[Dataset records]

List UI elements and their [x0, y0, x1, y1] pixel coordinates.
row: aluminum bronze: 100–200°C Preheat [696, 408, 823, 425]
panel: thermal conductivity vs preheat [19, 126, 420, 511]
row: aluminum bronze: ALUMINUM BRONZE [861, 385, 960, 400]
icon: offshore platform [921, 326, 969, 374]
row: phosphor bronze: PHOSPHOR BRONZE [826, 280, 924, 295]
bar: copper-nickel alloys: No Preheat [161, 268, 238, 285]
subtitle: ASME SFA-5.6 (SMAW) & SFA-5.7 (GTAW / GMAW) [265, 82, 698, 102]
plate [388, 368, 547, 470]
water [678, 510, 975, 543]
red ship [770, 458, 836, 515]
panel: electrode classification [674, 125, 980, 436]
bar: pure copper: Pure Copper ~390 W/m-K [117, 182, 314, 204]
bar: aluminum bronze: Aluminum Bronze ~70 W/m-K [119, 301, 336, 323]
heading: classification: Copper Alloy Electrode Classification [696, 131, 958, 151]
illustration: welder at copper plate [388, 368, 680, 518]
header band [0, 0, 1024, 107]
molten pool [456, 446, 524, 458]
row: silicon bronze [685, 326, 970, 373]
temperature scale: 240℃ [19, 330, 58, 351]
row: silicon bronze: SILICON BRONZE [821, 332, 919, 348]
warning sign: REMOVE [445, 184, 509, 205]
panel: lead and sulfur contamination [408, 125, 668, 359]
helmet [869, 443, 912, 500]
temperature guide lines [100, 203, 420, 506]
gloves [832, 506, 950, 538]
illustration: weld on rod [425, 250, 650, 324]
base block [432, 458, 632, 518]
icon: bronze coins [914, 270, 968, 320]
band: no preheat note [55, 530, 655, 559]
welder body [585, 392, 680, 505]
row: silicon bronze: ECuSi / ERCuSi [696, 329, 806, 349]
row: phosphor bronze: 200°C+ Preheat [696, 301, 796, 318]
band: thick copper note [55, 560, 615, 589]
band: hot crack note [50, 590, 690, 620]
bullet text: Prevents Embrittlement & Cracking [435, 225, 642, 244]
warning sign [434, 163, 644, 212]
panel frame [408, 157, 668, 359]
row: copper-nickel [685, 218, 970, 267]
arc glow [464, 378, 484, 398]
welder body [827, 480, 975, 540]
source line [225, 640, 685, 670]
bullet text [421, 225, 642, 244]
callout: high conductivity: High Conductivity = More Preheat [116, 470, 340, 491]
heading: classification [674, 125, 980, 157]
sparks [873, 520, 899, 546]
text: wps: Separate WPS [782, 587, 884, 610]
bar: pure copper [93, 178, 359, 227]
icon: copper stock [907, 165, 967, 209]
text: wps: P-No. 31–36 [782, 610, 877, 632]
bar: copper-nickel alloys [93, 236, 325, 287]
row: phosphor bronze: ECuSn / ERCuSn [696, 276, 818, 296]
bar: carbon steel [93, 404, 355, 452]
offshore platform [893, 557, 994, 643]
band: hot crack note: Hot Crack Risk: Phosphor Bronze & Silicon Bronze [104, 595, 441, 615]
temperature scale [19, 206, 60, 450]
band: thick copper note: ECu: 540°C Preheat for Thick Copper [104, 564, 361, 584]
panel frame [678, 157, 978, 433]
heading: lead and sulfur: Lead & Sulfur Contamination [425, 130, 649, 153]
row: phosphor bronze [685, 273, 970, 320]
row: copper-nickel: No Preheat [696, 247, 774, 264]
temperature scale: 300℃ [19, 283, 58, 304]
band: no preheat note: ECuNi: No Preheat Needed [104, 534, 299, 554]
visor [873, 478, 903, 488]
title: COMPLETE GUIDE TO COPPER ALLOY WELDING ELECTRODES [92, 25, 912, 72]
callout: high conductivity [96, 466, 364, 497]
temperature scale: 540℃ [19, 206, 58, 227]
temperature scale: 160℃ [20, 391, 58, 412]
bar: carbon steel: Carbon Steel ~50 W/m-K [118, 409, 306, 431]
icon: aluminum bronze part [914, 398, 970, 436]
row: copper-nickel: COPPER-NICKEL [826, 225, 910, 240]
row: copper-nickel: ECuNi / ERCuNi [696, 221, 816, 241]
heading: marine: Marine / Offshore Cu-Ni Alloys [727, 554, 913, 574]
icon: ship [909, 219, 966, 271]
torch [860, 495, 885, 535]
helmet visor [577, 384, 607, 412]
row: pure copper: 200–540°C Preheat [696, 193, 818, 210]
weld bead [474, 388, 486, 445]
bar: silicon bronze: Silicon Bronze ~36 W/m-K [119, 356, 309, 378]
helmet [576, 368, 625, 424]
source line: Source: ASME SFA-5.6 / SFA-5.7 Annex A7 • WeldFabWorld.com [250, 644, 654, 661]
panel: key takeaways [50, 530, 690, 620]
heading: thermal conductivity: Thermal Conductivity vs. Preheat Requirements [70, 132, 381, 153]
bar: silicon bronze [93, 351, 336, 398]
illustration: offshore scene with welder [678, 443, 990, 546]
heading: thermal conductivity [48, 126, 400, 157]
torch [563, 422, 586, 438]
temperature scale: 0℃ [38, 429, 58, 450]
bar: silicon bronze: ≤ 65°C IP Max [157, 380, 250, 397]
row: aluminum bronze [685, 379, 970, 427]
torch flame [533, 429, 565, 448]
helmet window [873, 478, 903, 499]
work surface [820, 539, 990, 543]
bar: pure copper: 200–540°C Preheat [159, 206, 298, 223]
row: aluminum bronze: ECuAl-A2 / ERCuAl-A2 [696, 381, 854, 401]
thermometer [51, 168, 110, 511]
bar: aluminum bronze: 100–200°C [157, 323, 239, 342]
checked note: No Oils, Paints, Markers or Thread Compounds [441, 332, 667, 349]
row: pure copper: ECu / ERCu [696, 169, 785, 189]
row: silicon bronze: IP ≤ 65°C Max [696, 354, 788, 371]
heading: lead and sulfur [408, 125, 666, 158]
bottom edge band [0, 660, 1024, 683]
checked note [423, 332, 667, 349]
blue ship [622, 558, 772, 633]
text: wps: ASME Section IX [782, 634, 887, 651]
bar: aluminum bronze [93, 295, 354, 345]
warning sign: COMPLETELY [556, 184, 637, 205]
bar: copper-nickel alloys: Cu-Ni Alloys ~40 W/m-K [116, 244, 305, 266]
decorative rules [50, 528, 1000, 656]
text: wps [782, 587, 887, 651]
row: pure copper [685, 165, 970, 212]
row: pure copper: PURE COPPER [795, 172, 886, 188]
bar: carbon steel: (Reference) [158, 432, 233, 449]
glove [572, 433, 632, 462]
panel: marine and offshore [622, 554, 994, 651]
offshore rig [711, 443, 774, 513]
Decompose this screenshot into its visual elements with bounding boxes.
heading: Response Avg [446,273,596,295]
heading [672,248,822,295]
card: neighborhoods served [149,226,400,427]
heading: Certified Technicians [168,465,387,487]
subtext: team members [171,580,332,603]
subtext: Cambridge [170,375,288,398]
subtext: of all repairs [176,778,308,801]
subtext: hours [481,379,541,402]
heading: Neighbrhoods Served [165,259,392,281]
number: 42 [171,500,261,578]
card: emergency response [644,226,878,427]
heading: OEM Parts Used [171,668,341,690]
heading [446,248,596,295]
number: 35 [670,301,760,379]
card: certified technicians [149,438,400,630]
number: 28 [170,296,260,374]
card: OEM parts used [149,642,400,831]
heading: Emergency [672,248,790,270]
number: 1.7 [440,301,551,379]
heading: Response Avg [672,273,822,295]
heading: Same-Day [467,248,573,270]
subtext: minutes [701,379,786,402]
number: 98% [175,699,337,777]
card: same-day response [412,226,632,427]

__GIVEN EXERCISE__. Convert each line of the material into one string in a JSON list, leaving out blank lines.

__WORKED SOLUTION__.
[
  "List UI elements and their [x0, y0, x1, y1] pixel coordinates.",
  "row: aluminum bronze: 100–200°C Preheat [696, 408, 823, 425]",
  "panel: thermal conductivity vs preheat [19, 126, 420, 511]",
  "row: aluminum bronze: ALUMINUM BRONZE [861, 385, 960, 400]",
  "icon: offshore platform [921, 326, 969, 374]",
  "row: phosphor bronze: PHOSPHOR BRONZE [826, 280, 924, 295]",
  "bar: copper-nickel alloys: No Preheat [161, 268, 238, 285]",
  "subtitle: ASME SFA-5.6 (SMAW) & SFA-5.7 (GTAW / GMAW) [265, 82, 698, 102]",
  "plate [388, 368, 547, 470]",
  "water [678, 510, 975, 543]",
  "red ship [770, 458, 836, 515]",
  "panel: electrode classification [674, 125, 980, 436]",
  "bar: pure copper: Pure Copper ~390 W/m-K [117, 182, 314, 204]",
  "bar: aluminum bronze: Aluminum Bronze ~70 W/m-K [119, 301, 336, 323]",
  "heading: classification: Copper Alloy Electrode Classification [696, 131, 958, 151]",
  "illustration: welder at copper plate [388, 368, 680, 518]",
  "header band [0, 0, 1024, 107]",
  "molten pool [456, 446, 524, 458]",
  "row: silicon bronze [685, 326, 970, 373]",
  "temperature scale: 240℃ [19, 330, 58, 351]",
  "row: silicon bronze: SILICON BRONZE [821, 332, 919, 348]",
  "warning sign: REMOVE [445, 184, 509, 205]",
  "panel: lead and sulfur contamination [408, 125, 668, 359]",
  "helmet [869, 443, 912, 500]",
  "temperature guide lines [100, 203, 420, 506]",
  "gloves [832, 506, 950, 538]",
  "illustration: weld on rod [425, 250, 650, 324]",
  "base block [432, 458, 632, 518]",
  "icon: bronze coins [914, 270, 968, 320]",
  "band: no preheat note [55, 530, 655, 559]",
  "welder body [585, 392, 680, 505]",
  "row: silicon bronze: ECuSi / ERCuSi [696, 329, 806, 349]",
  "row: phosphor bronze: 200°C+ Preheat [696, 301, 796, 318]",
  "band: thick copper note [55, 560, 615, 589]",
  "band: hot crack note [50, 590, 690, 620]",
  "bullet text: Prevents Embrittlement & Cracking [435, 225, 642, 244]",
  "warning sign [434, 163, 644, 212]",
  "panel frame [408, 157, 668, 359]",
  "row: copper-nickel [685, 218, 970, 267]",
  "arc glow [464, 378, 484, 398]",
  "welder body [827, 480, 975, 540]",
  "source line [225, 640, 685, 670]",
  "bullet text [421, 225, 642, 244]",
  "callout: high conductivity: High Conductivity = More Preheat [116, 470, 340, 491]",
  "heading: classification [674, 125, 980, 157]",
  "sparks [873, 520, 899, 546]",
  "text: wps: Separate WPS [782, 587, 884, 610]",
  "bar: pure copper [93, 178, 359, 227]",
  "icon: copper stock [907, 165, 967, 209]",
  "text: wps: P-No. 31–36 [782, 610, 877, 632]",
  "bar: copper-nickel alloys [93, 236, 325, 287]",
  "row: phosphor bronze: ECuSn / ERCuSn [696, 276, 818, 296]",
  "bar: carbon steel [93, 404, 355, 452]",
  "offshore platform [893, 557, 994, 643]",
  "band: hot crack note: Hot Crack Risk: Phosphor Bronze & Silicon Bronze [104, 595, 441, 615]",
  "temperature scale [19, 206, 60, 450]",
  "band: thick copper note: ECu: 540°C Preheat for Thick Copper [104, 564, 361, 584]",
  "panel frame [678, 157, 978, 433]",
  "heading: lead and sulfur: Lead & Sulfur Contamination [425, 130, 649, 153]",
  "row: phosphor bronze [685, 273, 970, 320]",
  "row: copper-nickel: No Preheat [696, 247, 774, 264]",
  "temperature scale: 300℃ [19, 283, 58, 304]",
  "band: no preheat note: ECuNi: No Preheat Needed [104, 534, 299, 554]",
  "visor [873, 478, 903, 488]",
  "title: COMPLETE GUIDE TO COPPER ALLOY WELDING ELECTRODES [92, 25, 912, 72]",
  "callout: high conductivity [96, 466, 364, 497]",
  "temperature scale: 540℃ [19, 206, 58, 227]",
  "temperature scale: 160℃ [20, 391, 58, 412]",
  "bar: carbon steel: Carbon Steel ~50 W/m-K [118, 409, 306, 431]",
  "icon: aluminum bronze part [914, 398, 970, 436]",
  "row: copper-nickel: COPPER-NICKEL [826, 225, 910, 240]",
  "row: copper-nickel: ECuNi / ERCuNi [696, 221, 816, 241]",
  "heading: marine: Marine / Offshore Cu-Ni Alloys [727, 554, 913, 574]",
  "icon: ship [909, 219, 966, 271]",
  "torch [860, 495, 885, 535]",
  "helmet visor [577, 384, 607, 412]",
  "row: pure copper: 200–540°C Preheat [696, 193, 818, 210]",
  "weld bead [474, 388, 486, 445]",
  "bar: silicon bronze: Silicon Bronze ~36 W/m-K [119, 356, 309, 378]",
  "helmet [576, 368, 625, 424]",
  "source line: Source: ASME SFA-5.6 / SFA-5.7 Annex A7 • WeldFabWorld.com [250, 644, 654, 661]",
  "panel: key takeaways [50, 530, 690, 620]",
  "heading: thermal conductivity: Thermal Conductivity vs. Preheat Requirements [70, 132, 381, 153]",
  "bar: silicon bronze [93, 351, 336, 398]",
  "illustration: offshore scene with welder [678, 443, 990, 546]",
  "heading: thermal conductivity [48, 126, 400, 157]",
  "torch [563, 422, 586, 438]",
  "temperature scale: 0℃ [38, 429, 58, 450]",
  "bar: silicon bronze: ≤ 65°C IP Max [157, 380, 250, 397]",
  "row: aluminum bronze [685, 379, 970, 427]",
  "torch flame [533, 429, 565, 448]",
  "helmet window [873, 478, 903, 499]",
  "work surface [820, 539, 990, 543]",
  "bar: pure copper: 200–540°C Preheat [159, 206, 298, 223]",
  "row: aluminum bronze: ECuAl-A2 / ERCuAl-A2 [696, 381, 854, 401]",
  "thermometer [51, 168, 110, 511]",
  "bar: aluminum bronze: 100–200°C [157, 323, 239, 342]",
  "checked note: No Oils, Paints, Markers or Thread Compounds [441, 332, 667, 349]",
  "row: pure copper: ECu / ERCu [696, 169, 785, 189]",
  "row: silicon bronze: IP ≤ 65°C Max [696, 354, 788, 371]",
  "heading: lead and sulfur [408, 125, 666, 158]",
  "bottom edge band [0, 660, 1024, 683]",
  "checked note [423, 332, 667, 349]",
  "blue ship [622, 558, 772, 633]",
  "text: wps: ASME Section IX [782, 634, 887, 651]",
  "bar: aluminum bronze [93, 295, 354, 345]",
  "warning sign: COMPLETELY [556, 184, 637, 205]",
  "bar: copper-nickel alloys: Cu-Ni Alloys ~40 W/m-K [116, 244, 305, 266]",
  "decorative rules [50, 528, 1000, 656]",
  "text: wps [782, 587, 887, 651]",
  "row: pure copper [685, 165, 970, 212]",
  "row: pure copper: PURE COPPER [795, 172, 886, 188]",
  "bar: carbon steel: (Reference) [158, 432, 233, 449]",
  "glove [572, 433, 632, 462]",
  "panel: marine and offshore [622, 554, 994, 651]",
  "offshore rig [711, 443, 774, 513]",
  "Decompose this screenshot into its visual elements with bounding boxes.",
  "heading: Response Avg [446,273,596,295]",
  "heading [672,248,822,295]",
  "card: neighborhoods served [149,226,400,427]",
  "heading: Certified Technicians [168,465,387,487]",
  "subtext: team members [171,580,332,603]",
  "subtext: Cambridge [170,375,288,398]",
  "subtext: of all repairs [176,778,308,801]",
  "subtext: hours [481,379,541,402]",
  "heading: Neighbrhoods Served [165,259,392,281]",
  "number: 42 [171,500,261,578]",
  "card: emergency response [644,226,878,427]",
  "heading: OEM Parts Used [171,668,341,690]",
  "heading [446,248,596,295]",
  "number: 35 [670,301,760,379]",
  "card: certified technicians [149,438,400,630]",
  "number: 28 [170,296,260,374]",
  "card: OEM parts used [149,642,400,831]",
  "heading: Emergency [672,248,790,270]",
  "number: 1.7 [440,301,551,379]",
  "heading: Response Avg [672,273,822,295]",
  "heading: Same-Day [467,248,573,270]",
  "subtext: minutes [701,379,786,402]",
  "number: 98% [175,699,337,777]",
  "card: same-day response [412,226,632,427]"
]